**What you have to do**. All records should be reproduced verbatim.

=== The input ===

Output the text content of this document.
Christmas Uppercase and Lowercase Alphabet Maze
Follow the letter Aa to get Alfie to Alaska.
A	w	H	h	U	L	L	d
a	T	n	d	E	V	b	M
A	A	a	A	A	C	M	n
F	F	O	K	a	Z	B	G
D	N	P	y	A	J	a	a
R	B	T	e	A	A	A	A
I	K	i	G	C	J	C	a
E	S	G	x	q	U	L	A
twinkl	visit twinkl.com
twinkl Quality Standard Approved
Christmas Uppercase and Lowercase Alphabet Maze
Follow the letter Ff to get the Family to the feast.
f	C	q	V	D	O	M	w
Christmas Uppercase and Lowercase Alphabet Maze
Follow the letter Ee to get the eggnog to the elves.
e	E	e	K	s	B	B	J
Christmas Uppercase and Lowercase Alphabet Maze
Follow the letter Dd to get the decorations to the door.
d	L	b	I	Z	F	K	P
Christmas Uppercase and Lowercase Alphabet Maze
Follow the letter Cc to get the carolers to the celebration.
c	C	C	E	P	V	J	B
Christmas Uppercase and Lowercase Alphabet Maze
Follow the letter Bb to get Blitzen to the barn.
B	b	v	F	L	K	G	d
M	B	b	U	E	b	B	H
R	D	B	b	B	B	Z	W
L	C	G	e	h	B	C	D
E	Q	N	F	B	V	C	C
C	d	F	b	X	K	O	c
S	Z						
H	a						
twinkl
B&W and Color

===

**Final result**.
Output the text content of this document.
Christmas Uppercase and Lowercase Alphabet Maze
Follow the letter Aa to get Alfie to Alaska.
A	w	H	h	U	L	L	d
a	T	n	d	E	V	b	M
A	A	a	A	A	C	M	n
F	F	O	K	a	Z	B	G
D	N	P	y	A	J	a	a
R	B	T	e	A	A	A	A
I	K	i	G	C	J	C	a
E	S	G	x	q	U	L	A
twinkl	visit twinkl.com
twinkl Quality Standard Approved
Christmas Uppercase and Lowercase Alphabet Maze
Follow the letter Ff to get the Family to the feast.
f	C	q	V	D	O	M	w
Christmas Uppercase and Lowercase Alphabet Maze
Follow the letter Ee to get the eggnog to the elves.
e	E	e	K	s	B	B	J
Christmas Uppercase and Lowercase Alphabet Maze
Follow the letter Dd to get the decorations to the door.
d	L	b	I	Z	F	K	P
Christmas Uppercase and Lowercase Alphabet Maze
Follow the letter Cc to get the carolers to the celebration.
c	C	C	E	P	V	J	B
Christmas Uppercase and Lowercase Alphabet Maze
Follow the letter Bb to get Blitzen to the barn.
B	b	v	F	L	K	G	d
M	B	b	U	E	b	B	H
R	D	B	b	B	B	Z	W
L	C	G	e	h	B	C	D
E	Q	N	F	B	V	C	C
C	d	F	b	X	K	O	c
S	Z						
H	a						
twinkl
B&W and Color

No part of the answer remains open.